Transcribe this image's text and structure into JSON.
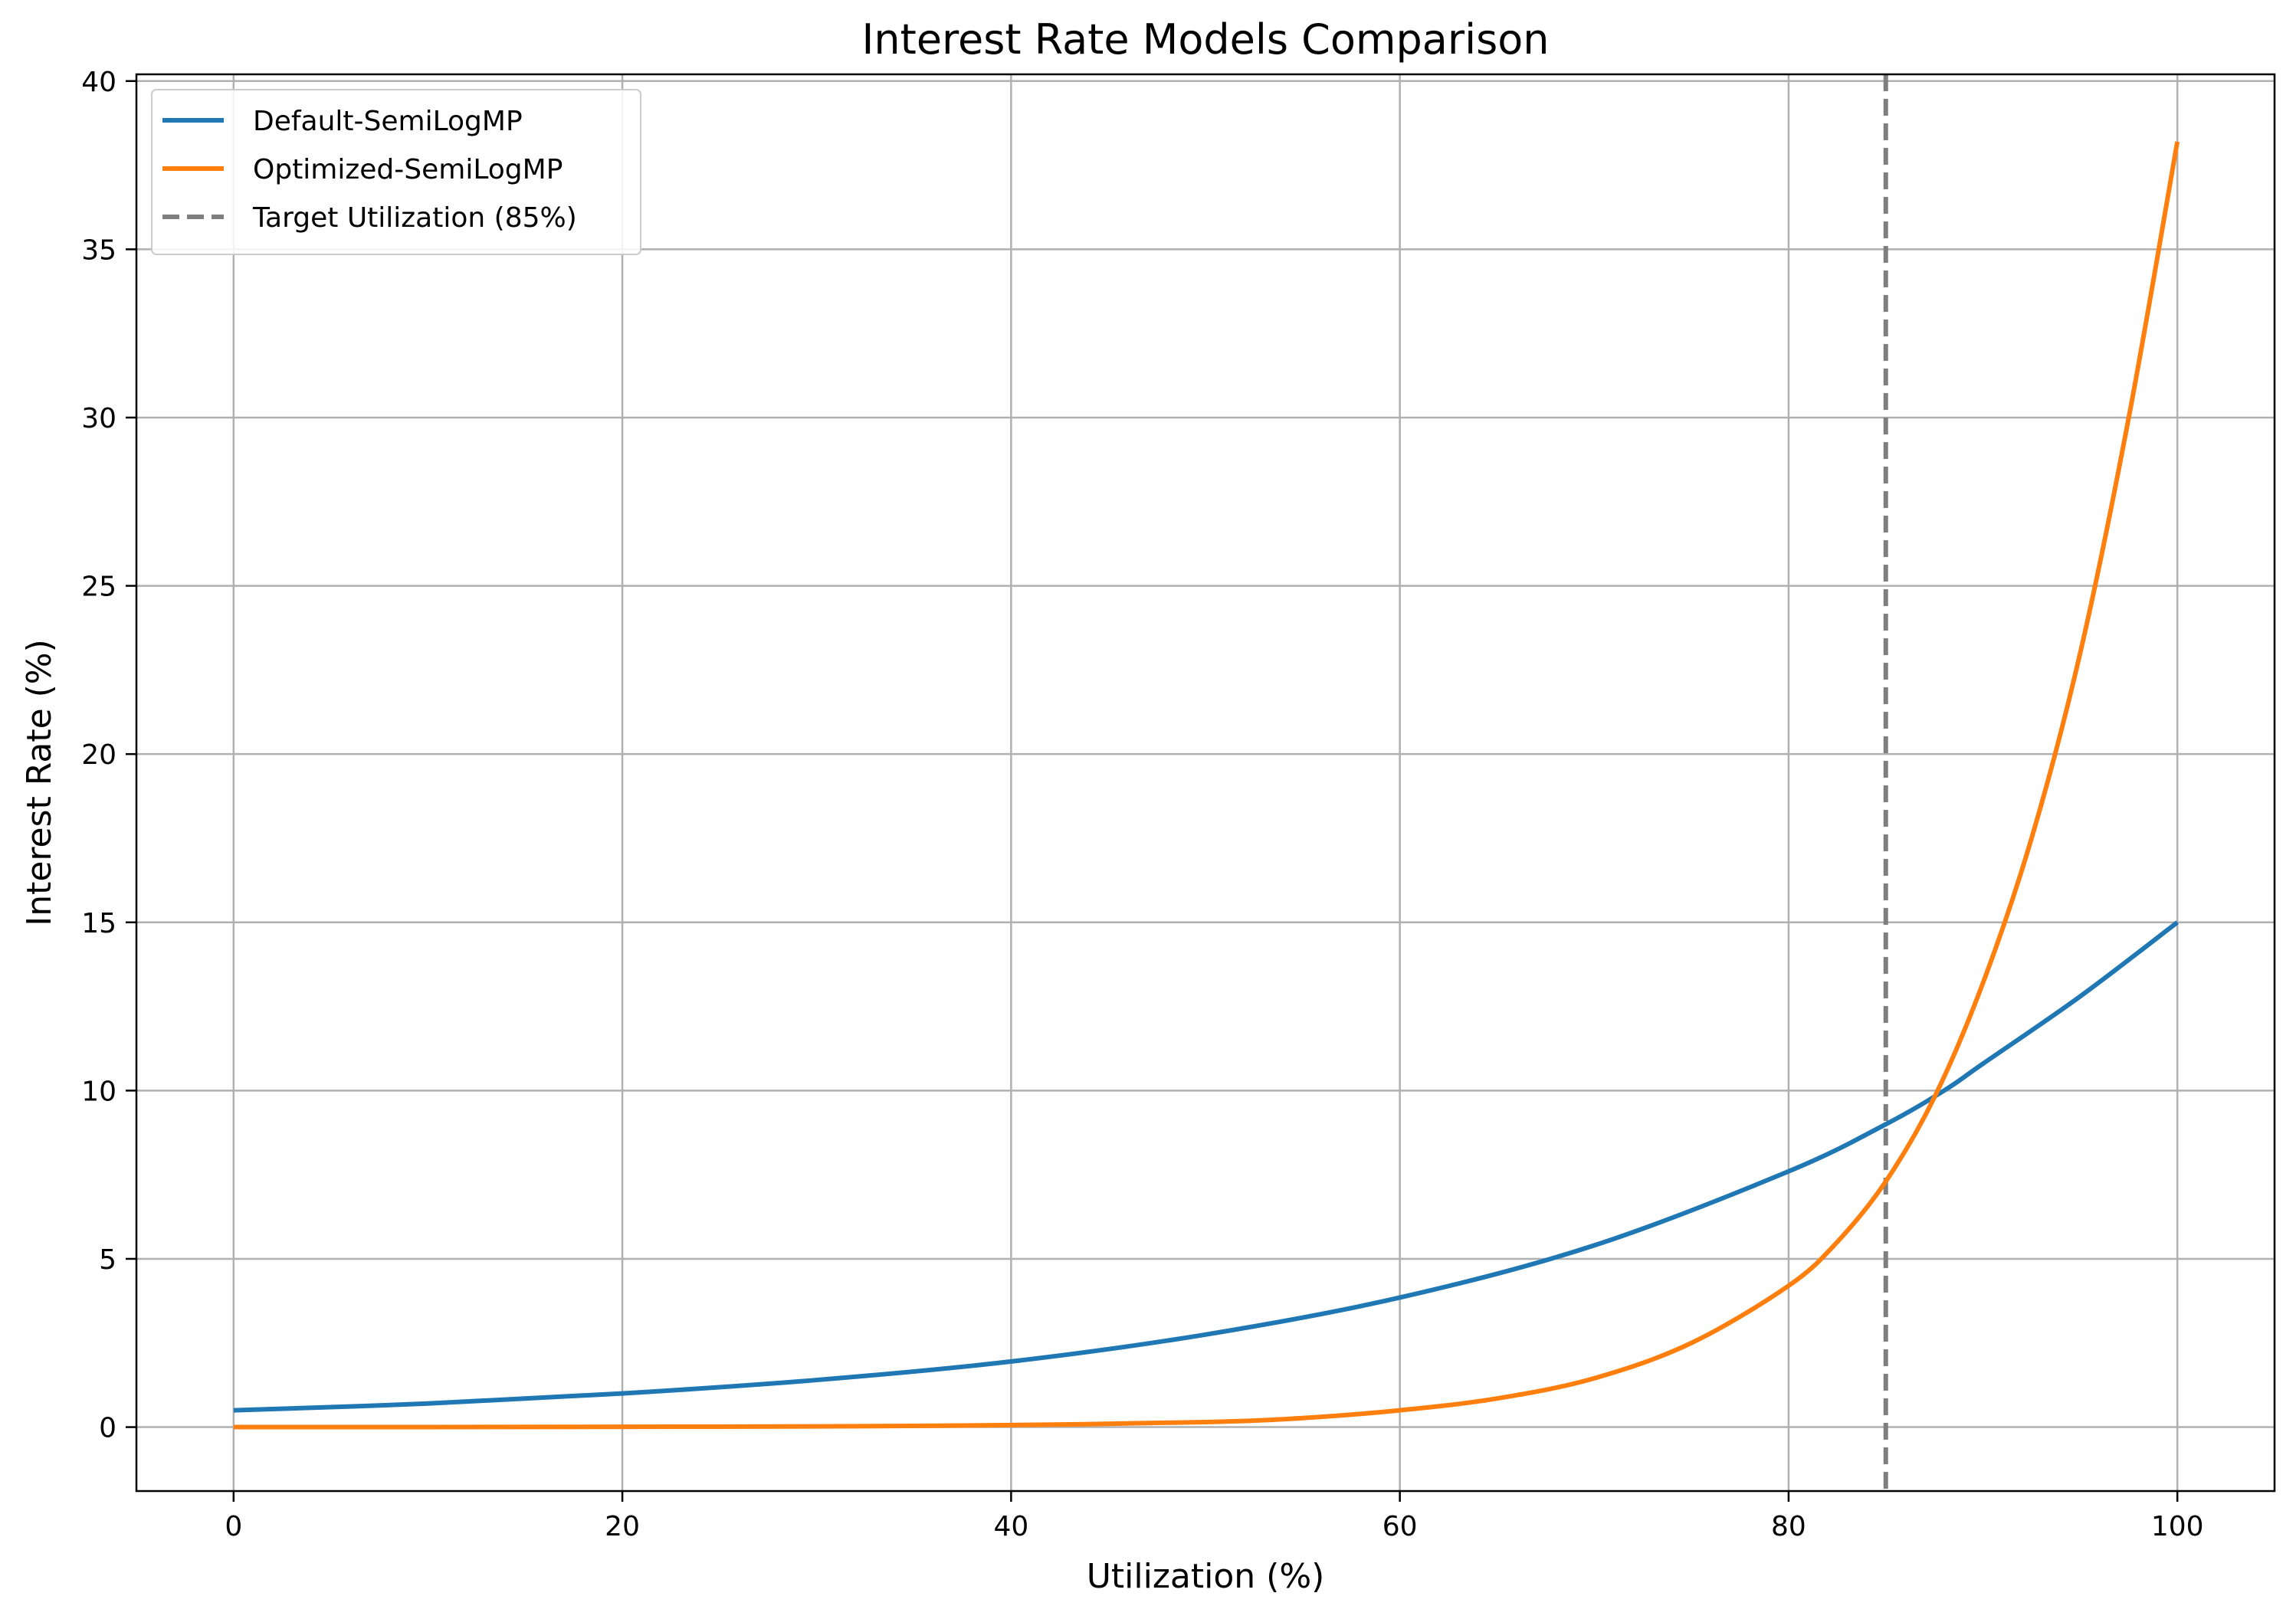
{
  "chart_data": {
    "type": "line",
    "title": "Interest Rate Models Comparison",
    "xlabel": "Utilization (%)",
    "ylabel": "Interest Rate (%)",
    "xlim": [
      -5,
      105
    ],
    "ylim": [
      -1.9,
      40.2
    ],
    "xticks": [
      0,
      20,
      40,
      60,
      80,
      100
    ],
    "yticks": [
      0,
      5,
      10,
      15,
      20,
      25,
      30,
      35,
      40
    ],
    "grid": true,
    "legend_position": "top-left",
    "series": [
      {
        "name": "Default-SemiLogMP",
        "color": "#1f77b4",
        "style": "solid",
        "x": [
          0,
          10,
          20,
          30,
          40,
          50,
          60,
          70,
          80,
          85,
          88,
          90,
          95,
          100
        ],
        "y": [
          0.5,
          0.7,
          1.0,
          1.4,
          1.95,
          2.75,
          3.85,
          5.4,
          7.6,
          9.0,
          10.0,
          10.8,
          12.8,
          15.0
        ]
      },
      {
        "name": "Optimized-SemiLogMP",
        "color": "#ff7f0e",
        "style": "solid",
        "x": [
          0,
          10,
          20,
          30,
          40,
          50,
          55,
          60,
          65,
          70,
          75,
          80,
          82.5,
          85,
          87.5,
          90,
          92.5,
          95,
          97.5,
          100
        ],
        "y": [
          0.0,
          0.0,
          0.01,
          0.02,
          0.06,
          0.15,
          0.27,
          0.5,
          0.85,
          1.45,
          2.5,
          4.2,
          5.5,
          7.3,
          9.8,
          13.2,
          17.5,
          23.0,
          30.0,
          38.2
        ]
      }
    ],
    "reference_lines": [
      {
        "name": "Target Utilization (85%)",
        "orientation": "vertical",
        "x": 85,
        "color": "#7f7f7f",
        "style": "dashed"
      }
    ]
  }
}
+++
## WORK TO COMPLETE
Write down the number of lines where the word "Interest" appears, and nothing further.

## OUTPUT FOR THIS EXERCISE
2